- _PROBLEM REQUIREMENTS_
Set all the material down again unchanged, without the pictures.

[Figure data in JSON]

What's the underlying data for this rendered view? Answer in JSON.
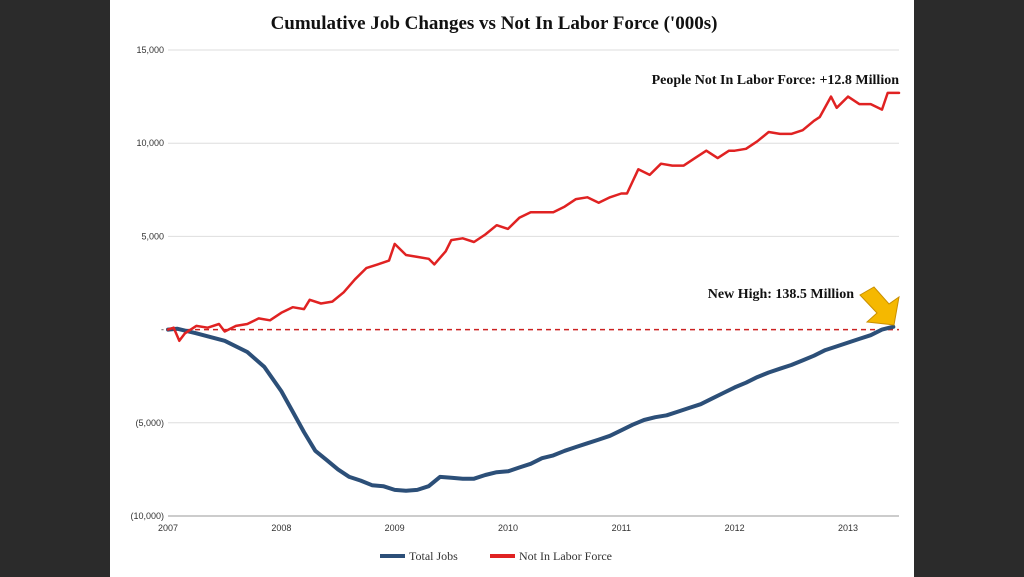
{
  "chart_data": {
    "type": "line",
    "title": "Cumulative Job Changes vs Not In Labor Force  ('000s)",
    "xlabel": "",
    "ylabel": "",
    "xlim": [
      2007.0,
      2013.45
    ],
    "ylim": [
      -10000,
      15000
    ],
    "x_ticks": [
      {
        "value": 2007,
        "label": "2007"
      },
      {
        "value": 2008,
        "label": "2008"
      },
      {
        "value": 2009,
        "label": "2009"
      },
      {
        "value": 2010,
        "label": "2010"
      },
      {
        "value": 2011,
        "label": "2011"
      },
      {
        "value": 2012,
        "label": "2012"
      },
      {
        "value": 2013,
        "label": "2013"
      }
    ],
    "y_ticks": [
      {
        "value": 15000,
        "label": "15,000"
      },
      {
        "value": 10000,
        "label": "10,000"
      },
      {
        "value": 5000,
        "label": "5,000"
      },
      {
        "value": 0,
        "label": "-"
      },
      {
        "value": -5000,
        "label": "(5,000)"
      },
      {
        "value": -10000,
        "label": "(10,000)"
      }
    ],
    "grid": true,
    "reference_line": {
      "value": 0,
      "style": "dashed",
      "color": "#cc2222"
    },
    "series": [
      {
        "name": "Total Jobs",
        "color": "#2c4f78",
        "x": [
          2007.0,
          2007.08,
          2007.25,
          2007.5,
          2007.7,
          2007.85,
          2008.0,
          2008.1,
          2008.2,
          2008.3,
          2008.4,
          2008.5,
          2008.6,
          2008.7,
          2008.8,
          2008.9,
          2009.0,
          2009.1,
          2009.2,
          2009.3,
          2009.4,
          2009.5,
          2009.6,
          2009.7,
          2009.8,
          2009.9,
          2010.0,
          2010.1,
          2010.2,
          2010.3,
          2010.4,
          2010.5,
          2010.6,
          2010.7,
          2010.8,
          2010.9,
          2011.0,
          2011.1,
          2011.2,
          2011.3,
          2011.4,
          2011.5,
          2011.6,
          2011.7,
          2011.8,
          2011.9,
          2012.0,
          2012.1,
          2012.2,
          2012.3,
          2012.4,
          2012.5,
          2012.6,
          2012.7,
          2012.8,
          2012.9,
          2013.0,
          2013.1,
          2013.2,
          2013.3,
          2013.4
        ],
        "values": [
          0,
          50,
          -200,
          -600,
          -1200,
          -2000,
          -3300,
          -4400,
          -5500,
          -6500,
          -7000,
          -7500,
          -7900,
          -8100,
          -8350,
          -8400,
          -8600,
          -8650,
          -8600,
          -8400,
          -7900,
          -7950,
          -8000,
          -8000,
          -7800,
          -7650,
          -7600,
          -7400,
          -7200,
          -6900,
          -6750,
          -6500,
          -6300,
          -6100,
          -5900,
          -5700,
          -5400,
          -5100,
          -4850,
          -4700,
          -4600,
          -4400,
          -4200,
          -4000,
          -3700,
          -3400,
          -3100,
          -2850,
          -2550,
          -2300,
          -2100,
          -1900,
          -1650,
          -1400,
          -1100,
          -900,
          -700,
          -500,
          -300,
          0,
          150
        ]
      },
      {
        "name": "Not In Labor Force",
        "color": "#e02222",
        "x": [
          2007.0,
          2007.05,
          2007.1,
          2007.15,
          2007.25,
          2007.35,
          2007.45,
          2007.5,
          2007.6,
          2007.7,
          2007.8,
          2007.9,
          2008.0,
          2008.1,
          2008.2,
          2008.25,
          2008.35,
          2008.45,
          2008.55,
          2008.65,
          2008.75,
          2008.85,
          2008.95,
          2009.0,
          2009.1,
          2009.2,
          2009.3,
          2009.35,
          2009.45,
          2009.5,
          2009.6,
          2009.7,
          2009.8,
          2009.9,
          2010.0,
          2010.1,
          2010.2,
          2010.3,
          2010.4,
          2010.5,
          2010.6,
          2010.7,
          2010.8,
          2010.9,
          2011.0,
          2011.05,
          2011.15,
          2011.25,
          2011.35,
          2011.45,
          2011.55,
          2011.65,
          2011.75,
          2011.85,
          2011.95,
          2012.0,
          2012.1,
          2012.2,
          2012.3,
          2012.4,
          2012.5,
          2012.6,
          2012.7,
          2012.75,
          2012.85,
          2012.9,
          2013.0,
          2013.1,
          2013.2,
          2013.3,
          2013.35,
          2013.45
        ],
        "values": [
          0,
          100,
          -600,
          -200,
          200,
          100,
          300,
          -100,
          200,
          300,
          600,
          500,
          900,
          1200,
          1100,
          1600,
          1400,
          1500,
          2000,
          2700,
          3300,
          3500,
          3700,
          4600,
          4000,
          3900,
          3800,
          3500,
          4200,
          4800,
          4900,
          4700,
          5100,
          5600,
          5400,
          6000,
          6300,
          6300,
          6300,
          6600,
          7000,
          7100,
          6800,
          7100,
          7300,
          7300,
          8600,
          8300,
          8900,
          8800,
          8800,
          9200,
          9600,
          9200,
          9600,
          9600,
          9700,
          10100,
          10600,
          10500,
          10500,
          10700,
          11200,
          11400,
          12500,
          11900,
          12500,
          12100,
          12100,
          11800,
          12700,
          12700
        ]
      }
    ],
    "annotations": [
      {
        "text": "People Not In Labor Force: +12.8 Million",
        "x": 2013.45,
        "y": 12750
      },
      {
        "text": "New High: 138.5 Million",
        "x": 2013.4,
        "y": 150
      }
    ],
    "legend": {
      "position": "bottom",
      "entries": [
        "Total Jobs",
        "Not In Labor Force"
      ]
    }
  }
}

- _SOLVED PROBLEM_
What's the underlying data for this rendered view? Answer in JSON.
{
  "chart_data": {
    "type": "line",
    "title": "Cumulative Job Changes vs Not In Labor Force  ('000s)",
    "xlabel": "",
    "ylabel": "",
    "xlim": [
      2007.0,
      2013.45
    ],
    "ylim": [
      -10000,
      15000
    ],
    "x_ticks": [
      {
        "value": 2007,
        "label": "2007"
      },
      {
        "value": 2008,
        "label": "2008"
      },
      {
        "value": 2009,
        "label": "2009"
      },
      {
        "value": 2010,
        "label": "2010"
      },
      {
        "value": 2011,
        "label": "2011"
      },
      {
        "value": 2012,
        "label": "2012"
      },
      {
        "value": 2013,
        "label": "2013"
      }
    ],
    "y_ticks": [
      {
        "value": 15000,
        "label": "15,000"
      },
      {
        "value": 10000,
        "label": "10,000"
      },
      {
        "value": 5000,
        "label": "5,000"
      },
      {
        "value": 0,
        "label": "-"
      },
      {
        "value": -5000,
        "label": "(5,000)"
      },
      {
        "value": -10000,
        "label": "(10,000)"
      }
    ],
    "grid": true,
    "reference_line": {
      "value": 0,
      "style": "dashed",
      "color": "#cc2222"
    },
    "series": [
      {
        "name": "Total Jobs",
        "color": "#2c4f78",
        "x": [
          2007.0,
          2007.08,
          2007.25,
          2007.5,
          2007.7,
          2007.85,
          2008.0,
          2008.1,
          2008.2,
          2008.3,
          2008.4,
          2008.5,
          2008.6,
          2008.7,
          2008.8,
          2008.9,
          2009.0,
          2009.1,
          2009.2,
          2009.3,
          2009.4,
          2009.5,
          2009.6,
          2009.7,
          2009.8,
          2009.9,
          2010.0,
          2010.1,
          2010.2,
          2010.3,
          2010.4,
          2010.5,
          2010.6,
          2010.7,
          2010.8,
          2010.9,
          2011.0,
          2011.1,
          2011.2,
          2011.3,
          2011.4,
          2011.5,
          2011.6,
          2011.7,
          2011.8,
          2011.9,
          2012.0,
          2012.1,
          2012.2,
          2012.3,
          2012.4,
          2012.5,
          2012.6,
          2012.7,
          2012.8,
          2012.9,
          2013.0,
          2013.1,
          2013.2,
          2013.3,
          2013.4
        ],
        "values": [
          0,
          50,
          -200,
          -600,
          -1200,
          -2000,
          -3300,
          -4400,
          -5500,
          -6500,
          -7000,
          -7500,
          -7900,
          -8100,
          -8350,
          -8400,
          -8600,
          -8650,
          -8600,
          -8400,
          -7900,
          -7950,
          -8000,
          -8000,
          -7800,
          -7650,
          -7600,
          -7400,
          -7200,
          -6900,
          -6750,
          -6500,
          -6300,
          -6100,
          -5900,
          -5700,
          -5400,
          -5100,
          -4850,
          -4700,
          -4600,
          -4400,
          -4200,
          -4000,
          -3700,
          -3400,
          -3100,
          -2850,
          -2550,
          -2300,
          -2100,
          -1900,
          -1650,
          -1400,
          -1100,
          -900,
          -700,
          -500,
          -300,
          0,
          150
        ]
      },
      {
        "name": "Not In Labor Force",
        "color": "#e02222",
        "x": [
          2007.0,
          2007.05,
          2007.1,
          2007.15,
          2007.25,
          2007.35,
          2007.45,
          2007.5,
          2007.6,
          2007.7,
          2007.8,
          2007.9,
          2008.0,
          2008.1,
          2008.2,
          2008.25,
          2008.35,
          2008.45,
          2008.55,
          2008.65,
          2008.75,
          2008.85,
          2008.95,
          2009.0,
          2009.1,
          2009.2,
          2009.3,
          2009.35,
          2009.45,
          2009.5,
          2009.6,
          2009.7,
          2009.8,
          2009.9,
          2010.0,
          2010.1,
          2010.2,
          2010.3,
          2010.4,
          2010.5,
          2010.6,
          2010.7,
          2010.8,
          2010.9,
          2011.0,
          2011.05,
          2011.15,
          2011.25,
          2011.35,
          2011.45,
          2011.55,
          2011.65,
          2011.75,
          2011.85,
          2011.95,
          2012.0,
          2012.1,
          2012.2,
          2012.3,
          2012.4,
          2012.5,
          2012.6,
          2012.7,
          2012.75,
          2012.85,
          2012.9,
          2013.0,
          2013.1,
          2013.2,
          2013.3,
          2013.35,
          2013.45
        ],
        "values": [
          0,
          100,
          -600,
          -200,
          200,
          100,
          300,
          -100,
          200,
          300,
          600,
          500,
          900,
          1200,
          1100,
          1600,
          1400,
          1500,
          2000,
          2700,
          3300,
          3500,
          3700,
          4600,
          4000,
          3900,
          3800,
          3500,
          4200,
          4800,
          4900,
          4700,
          5100,
          5600,
          5400,
          6000,
          6300,
          6300,
          6300,
          6600,
          7000,
          7100,
          6800,
          7100,
          7300,
          7300,
          8600,
          8300,
          8900,
          8800,
          8800,
          9200,
          9600,
          9200,
          9600,
          9600,
          9700,
          10100,
          10600,
          10500,
          10500,
          10700,
          11200,
          11400,
          12500,
          11900,
          12500,
          12100,
          12100,
          11800,
          12700,
          12700
        ]
      }
    ],
    "annotations": [
      {
        "text": "People Not In Labor Force: +12.8 Million",
        "x": 2013.45,
        "y": 12750
      },
      {
        "text": "New High: 138.5 Million",
        "x": 2013.4,
        "y": 150
      }
    ],
    "legend": {
      "position": "bottom",
      "entries": [
        "Total Jobs",
        "Not In Labor Force"
      ]
    }
  }
}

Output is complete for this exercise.